**Goal:** Find each line with "JSON" and copy it.
:::
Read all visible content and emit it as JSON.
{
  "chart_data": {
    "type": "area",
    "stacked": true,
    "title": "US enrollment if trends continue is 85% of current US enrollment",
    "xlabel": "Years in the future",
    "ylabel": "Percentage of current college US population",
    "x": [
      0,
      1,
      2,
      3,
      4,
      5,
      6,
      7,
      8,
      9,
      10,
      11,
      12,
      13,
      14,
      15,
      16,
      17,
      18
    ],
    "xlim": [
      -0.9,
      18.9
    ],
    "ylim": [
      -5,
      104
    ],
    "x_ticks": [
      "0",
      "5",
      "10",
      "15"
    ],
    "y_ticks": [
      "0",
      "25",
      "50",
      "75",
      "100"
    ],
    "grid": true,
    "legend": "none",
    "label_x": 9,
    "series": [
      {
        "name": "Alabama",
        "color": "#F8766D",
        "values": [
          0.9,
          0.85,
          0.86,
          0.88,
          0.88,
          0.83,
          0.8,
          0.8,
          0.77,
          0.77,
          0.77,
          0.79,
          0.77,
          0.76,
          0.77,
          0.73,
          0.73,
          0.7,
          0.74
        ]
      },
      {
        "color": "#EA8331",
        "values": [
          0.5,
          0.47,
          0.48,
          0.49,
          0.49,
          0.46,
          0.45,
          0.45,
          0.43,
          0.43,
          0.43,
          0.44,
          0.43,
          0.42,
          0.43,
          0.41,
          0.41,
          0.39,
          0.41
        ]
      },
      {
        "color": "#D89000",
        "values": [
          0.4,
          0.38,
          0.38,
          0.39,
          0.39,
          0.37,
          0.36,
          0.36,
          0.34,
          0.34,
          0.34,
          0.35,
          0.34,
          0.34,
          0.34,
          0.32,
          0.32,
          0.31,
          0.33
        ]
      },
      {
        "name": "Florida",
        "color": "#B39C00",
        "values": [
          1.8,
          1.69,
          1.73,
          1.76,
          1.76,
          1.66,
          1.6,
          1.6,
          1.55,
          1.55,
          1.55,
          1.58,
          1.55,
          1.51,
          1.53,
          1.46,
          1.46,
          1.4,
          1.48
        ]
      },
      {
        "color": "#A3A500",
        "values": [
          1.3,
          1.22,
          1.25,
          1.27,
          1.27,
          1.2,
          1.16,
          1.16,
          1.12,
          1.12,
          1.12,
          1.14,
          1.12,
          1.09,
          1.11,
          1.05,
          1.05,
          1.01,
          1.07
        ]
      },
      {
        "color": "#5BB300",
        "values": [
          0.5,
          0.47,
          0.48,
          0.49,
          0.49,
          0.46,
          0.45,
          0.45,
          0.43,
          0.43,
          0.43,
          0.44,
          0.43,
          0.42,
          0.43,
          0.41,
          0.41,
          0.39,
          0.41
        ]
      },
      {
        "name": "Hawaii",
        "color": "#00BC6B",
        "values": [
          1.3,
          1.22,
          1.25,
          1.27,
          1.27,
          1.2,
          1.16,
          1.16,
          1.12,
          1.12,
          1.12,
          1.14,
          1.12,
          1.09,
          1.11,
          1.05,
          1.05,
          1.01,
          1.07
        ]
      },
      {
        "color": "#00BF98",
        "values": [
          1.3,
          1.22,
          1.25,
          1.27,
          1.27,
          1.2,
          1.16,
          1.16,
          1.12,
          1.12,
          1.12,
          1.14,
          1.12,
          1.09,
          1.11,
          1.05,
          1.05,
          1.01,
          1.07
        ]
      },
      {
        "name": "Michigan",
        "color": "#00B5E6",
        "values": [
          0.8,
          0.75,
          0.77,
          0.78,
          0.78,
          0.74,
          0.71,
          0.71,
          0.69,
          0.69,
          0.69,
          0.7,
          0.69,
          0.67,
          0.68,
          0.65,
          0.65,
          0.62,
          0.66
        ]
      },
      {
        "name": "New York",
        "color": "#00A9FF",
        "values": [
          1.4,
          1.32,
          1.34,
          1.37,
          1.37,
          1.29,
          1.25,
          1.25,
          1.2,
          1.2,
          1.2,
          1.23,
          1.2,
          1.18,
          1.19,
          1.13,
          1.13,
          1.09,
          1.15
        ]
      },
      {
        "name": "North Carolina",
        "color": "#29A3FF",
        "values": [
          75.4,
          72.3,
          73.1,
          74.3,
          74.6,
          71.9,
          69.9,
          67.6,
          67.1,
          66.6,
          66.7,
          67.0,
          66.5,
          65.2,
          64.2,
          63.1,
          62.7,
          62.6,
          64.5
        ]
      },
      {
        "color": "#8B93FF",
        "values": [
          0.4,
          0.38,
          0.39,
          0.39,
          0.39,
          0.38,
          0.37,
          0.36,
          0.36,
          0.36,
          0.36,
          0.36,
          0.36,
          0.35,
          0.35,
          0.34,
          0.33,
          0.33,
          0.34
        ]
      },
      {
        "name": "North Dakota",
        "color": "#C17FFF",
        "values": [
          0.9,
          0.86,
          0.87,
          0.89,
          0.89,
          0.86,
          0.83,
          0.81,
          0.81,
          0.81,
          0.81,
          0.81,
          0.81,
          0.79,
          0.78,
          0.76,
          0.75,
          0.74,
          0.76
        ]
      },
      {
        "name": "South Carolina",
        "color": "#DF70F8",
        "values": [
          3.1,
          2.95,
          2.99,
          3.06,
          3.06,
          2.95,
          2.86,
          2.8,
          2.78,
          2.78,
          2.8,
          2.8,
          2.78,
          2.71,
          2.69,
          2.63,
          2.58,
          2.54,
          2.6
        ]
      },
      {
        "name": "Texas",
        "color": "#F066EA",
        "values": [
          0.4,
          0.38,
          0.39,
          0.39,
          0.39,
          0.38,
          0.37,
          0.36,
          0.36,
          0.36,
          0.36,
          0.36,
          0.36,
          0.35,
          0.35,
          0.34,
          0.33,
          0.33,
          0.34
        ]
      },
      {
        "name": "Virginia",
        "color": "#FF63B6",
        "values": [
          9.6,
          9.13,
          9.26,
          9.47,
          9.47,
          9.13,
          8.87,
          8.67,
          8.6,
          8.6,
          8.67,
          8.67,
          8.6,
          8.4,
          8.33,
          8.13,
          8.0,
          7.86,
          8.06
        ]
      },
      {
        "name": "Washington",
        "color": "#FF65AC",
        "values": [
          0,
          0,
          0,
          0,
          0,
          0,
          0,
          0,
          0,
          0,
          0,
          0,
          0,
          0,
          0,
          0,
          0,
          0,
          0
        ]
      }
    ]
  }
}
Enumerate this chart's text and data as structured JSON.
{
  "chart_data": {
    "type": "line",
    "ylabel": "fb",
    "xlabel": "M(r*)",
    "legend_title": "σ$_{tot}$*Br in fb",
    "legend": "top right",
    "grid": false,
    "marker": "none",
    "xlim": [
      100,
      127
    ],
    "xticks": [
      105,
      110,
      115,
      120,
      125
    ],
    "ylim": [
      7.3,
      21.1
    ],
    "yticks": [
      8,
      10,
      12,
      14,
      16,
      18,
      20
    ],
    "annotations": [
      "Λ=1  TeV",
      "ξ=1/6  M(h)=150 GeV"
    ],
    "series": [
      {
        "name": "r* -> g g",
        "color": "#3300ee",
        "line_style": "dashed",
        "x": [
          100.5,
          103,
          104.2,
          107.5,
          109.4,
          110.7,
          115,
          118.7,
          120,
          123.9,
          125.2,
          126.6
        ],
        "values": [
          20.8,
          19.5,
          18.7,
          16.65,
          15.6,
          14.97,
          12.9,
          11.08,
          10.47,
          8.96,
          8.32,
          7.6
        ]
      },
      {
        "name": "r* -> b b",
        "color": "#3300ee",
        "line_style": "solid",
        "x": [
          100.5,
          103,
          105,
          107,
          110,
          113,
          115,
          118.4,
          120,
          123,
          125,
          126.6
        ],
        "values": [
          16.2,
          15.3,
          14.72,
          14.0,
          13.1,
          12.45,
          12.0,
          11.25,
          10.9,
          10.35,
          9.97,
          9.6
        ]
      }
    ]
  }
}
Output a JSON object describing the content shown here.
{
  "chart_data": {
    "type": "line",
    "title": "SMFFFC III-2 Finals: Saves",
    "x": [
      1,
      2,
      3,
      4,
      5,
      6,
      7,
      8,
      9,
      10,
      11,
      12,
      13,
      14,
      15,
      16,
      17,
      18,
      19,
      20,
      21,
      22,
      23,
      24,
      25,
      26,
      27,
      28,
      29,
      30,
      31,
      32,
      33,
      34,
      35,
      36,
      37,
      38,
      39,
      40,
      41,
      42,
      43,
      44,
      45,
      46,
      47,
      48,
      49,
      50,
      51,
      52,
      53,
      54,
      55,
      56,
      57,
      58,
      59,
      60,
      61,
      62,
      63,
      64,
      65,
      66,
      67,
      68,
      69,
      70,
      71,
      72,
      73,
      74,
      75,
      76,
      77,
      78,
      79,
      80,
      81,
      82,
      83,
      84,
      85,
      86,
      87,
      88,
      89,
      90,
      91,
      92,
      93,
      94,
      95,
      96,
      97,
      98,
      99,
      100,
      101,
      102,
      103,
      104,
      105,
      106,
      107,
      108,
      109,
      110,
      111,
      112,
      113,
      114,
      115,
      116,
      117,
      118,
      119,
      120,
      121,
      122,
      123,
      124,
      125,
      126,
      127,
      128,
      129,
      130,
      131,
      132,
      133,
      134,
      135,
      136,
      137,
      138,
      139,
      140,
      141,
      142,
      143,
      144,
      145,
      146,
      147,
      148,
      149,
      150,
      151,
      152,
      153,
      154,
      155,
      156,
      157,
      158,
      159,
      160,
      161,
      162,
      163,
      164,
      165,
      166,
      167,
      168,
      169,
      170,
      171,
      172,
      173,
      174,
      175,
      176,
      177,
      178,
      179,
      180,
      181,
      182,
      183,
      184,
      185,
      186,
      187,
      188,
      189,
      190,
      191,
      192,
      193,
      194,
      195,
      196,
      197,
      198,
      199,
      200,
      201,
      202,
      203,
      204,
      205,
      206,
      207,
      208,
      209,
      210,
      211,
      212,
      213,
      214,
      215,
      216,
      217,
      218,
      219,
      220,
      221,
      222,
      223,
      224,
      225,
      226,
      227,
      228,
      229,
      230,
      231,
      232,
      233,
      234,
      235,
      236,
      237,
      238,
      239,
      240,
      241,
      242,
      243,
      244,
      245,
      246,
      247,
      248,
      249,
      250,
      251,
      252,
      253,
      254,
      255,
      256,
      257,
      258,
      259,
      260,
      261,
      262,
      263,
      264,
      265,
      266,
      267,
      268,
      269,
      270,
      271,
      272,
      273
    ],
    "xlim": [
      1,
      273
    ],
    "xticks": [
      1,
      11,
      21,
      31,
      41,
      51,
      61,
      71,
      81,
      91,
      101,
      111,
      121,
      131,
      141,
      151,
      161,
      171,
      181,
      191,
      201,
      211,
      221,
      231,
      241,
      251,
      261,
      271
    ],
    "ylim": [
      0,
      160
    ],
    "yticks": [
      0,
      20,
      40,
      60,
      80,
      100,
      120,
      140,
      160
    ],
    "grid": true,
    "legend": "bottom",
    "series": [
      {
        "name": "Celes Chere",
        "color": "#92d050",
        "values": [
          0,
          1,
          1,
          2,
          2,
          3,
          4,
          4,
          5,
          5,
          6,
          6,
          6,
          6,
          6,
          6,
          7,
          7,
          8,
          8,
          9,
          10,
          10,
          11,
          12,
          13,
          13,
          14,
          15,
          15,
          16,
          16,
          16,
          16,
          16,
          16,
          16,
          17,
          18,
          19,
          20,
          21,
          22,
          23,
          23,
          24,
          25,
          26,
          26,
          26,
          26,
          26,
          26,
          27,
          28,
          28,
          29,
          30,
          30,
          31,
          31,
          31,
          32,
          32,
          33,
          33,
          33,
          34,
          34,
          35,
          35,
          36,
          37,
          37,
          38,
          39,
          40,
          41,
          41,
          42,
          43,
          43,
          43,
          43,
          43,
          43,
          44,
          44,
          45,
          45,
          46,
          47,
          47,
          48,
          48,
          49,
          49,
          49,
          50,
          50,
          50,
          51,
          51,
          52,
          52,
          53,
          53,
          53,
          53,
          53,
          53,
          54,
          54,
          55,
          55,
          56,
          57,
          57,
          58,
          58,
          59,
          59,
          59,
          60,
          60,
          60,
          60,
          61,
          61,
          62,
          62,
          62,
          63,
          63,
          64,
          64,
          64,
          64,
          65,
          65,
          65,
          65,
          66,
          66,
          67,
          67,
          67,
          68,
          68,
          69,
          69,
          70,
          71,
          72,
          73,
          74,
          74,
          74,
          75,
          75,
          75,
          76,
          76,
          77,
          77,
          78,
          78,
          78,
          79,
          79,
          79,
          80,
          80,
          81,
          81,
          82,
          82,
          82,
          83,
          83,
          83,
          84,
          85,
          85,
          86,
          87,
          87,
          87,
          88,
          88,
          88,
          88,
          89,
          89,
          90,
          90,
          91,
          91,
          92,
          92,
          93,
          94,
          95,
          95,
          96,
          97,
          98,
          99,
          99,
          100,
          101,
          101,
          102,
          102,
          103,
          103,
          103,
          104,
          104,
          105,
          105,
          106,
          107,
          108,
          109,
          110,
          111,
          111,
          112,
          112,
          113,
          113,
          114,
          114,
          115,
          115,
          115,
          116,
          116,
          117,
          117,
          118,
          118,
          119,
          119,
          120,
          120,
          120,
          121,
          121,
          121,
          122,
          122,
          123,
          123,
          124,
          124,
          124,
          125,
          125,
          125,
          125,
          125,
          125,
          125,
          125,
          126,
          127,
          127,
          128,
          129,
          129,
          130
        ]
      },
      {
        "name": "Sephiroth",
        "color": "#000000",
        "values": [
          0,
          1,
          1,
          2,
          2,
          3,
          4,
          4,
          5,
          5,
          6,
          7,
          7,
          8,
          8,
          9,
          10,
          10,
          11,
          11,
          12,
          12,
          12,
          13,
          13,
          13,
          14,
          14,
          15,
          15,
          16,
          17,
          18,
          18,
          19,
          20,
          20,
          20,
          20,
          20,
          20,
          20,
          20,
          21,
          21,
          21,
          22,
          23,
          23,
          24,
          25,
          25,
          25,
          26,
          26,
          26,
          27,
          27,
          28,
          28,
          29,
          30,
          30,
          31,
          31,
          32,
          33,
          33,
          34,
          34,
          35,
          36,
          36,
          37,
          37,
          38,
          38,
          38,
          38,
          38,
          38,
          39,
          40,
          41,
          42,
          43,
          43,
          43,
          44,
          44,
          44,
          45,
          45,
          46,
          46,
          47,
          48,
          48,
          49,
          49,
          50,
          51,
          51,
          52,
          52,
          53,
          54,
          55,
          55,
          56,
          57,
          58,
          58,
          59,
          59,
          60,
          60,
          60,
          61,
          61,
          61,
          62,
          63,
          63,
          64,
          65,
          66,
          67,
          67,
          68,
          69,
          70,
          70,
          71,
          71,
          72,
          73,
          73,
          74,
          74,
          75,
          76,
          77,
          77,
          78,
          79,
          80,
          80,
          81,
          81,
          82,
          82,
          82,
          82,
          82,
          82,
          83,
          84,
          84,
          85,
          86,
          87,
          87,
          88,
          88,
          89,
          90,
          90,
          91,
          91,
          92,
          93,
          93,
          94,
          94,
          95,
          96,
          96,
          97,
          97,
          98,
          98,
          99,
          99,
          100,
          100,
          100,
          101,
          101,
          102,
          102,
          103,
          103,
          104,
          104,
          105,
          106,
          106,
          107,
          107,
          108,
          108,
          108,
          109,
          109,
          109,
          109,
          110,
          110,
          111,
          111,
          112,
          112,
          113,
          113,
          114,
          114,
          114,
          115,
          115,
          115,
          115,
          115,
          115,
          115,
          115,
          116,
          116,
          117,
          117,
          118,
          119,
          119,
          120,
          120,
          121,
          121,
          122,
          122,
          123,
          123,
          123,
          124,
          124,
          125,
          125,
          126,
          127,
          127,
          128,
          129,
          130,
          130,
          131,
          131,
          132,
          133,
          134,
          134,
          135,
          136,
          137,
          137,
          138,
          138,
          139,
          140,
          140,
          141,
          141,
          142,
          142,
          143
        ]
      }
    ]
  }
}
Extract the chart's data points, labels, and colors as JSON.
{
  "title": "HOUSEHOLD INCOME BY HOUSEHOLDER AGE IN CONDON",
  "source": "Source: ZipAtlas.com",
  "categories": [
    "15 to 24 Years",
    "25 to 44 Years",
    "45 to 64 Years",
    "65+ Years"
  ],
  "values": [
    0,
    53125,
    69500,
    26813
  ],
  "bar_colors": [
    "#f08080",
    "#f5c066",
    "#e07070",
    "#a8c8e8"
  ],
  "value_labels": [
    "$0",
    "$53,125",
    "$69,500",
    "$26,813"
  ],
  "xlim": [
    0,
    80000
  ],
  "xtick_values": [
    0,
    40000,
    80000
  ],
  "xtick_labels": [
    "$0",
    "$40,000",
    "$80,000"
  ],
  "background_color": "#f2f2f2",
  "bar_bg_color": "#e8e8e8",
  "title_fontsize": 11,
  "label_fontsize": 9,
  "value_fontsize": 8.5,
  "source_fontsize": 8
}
:::
**Task output:**
Read all visible content and emit it as JSON.
Enumerate this chart's text and data as structured JSON.
Output a JSON object describing the content shown here.
Extract the chart's data points, labels, and colors as JSON.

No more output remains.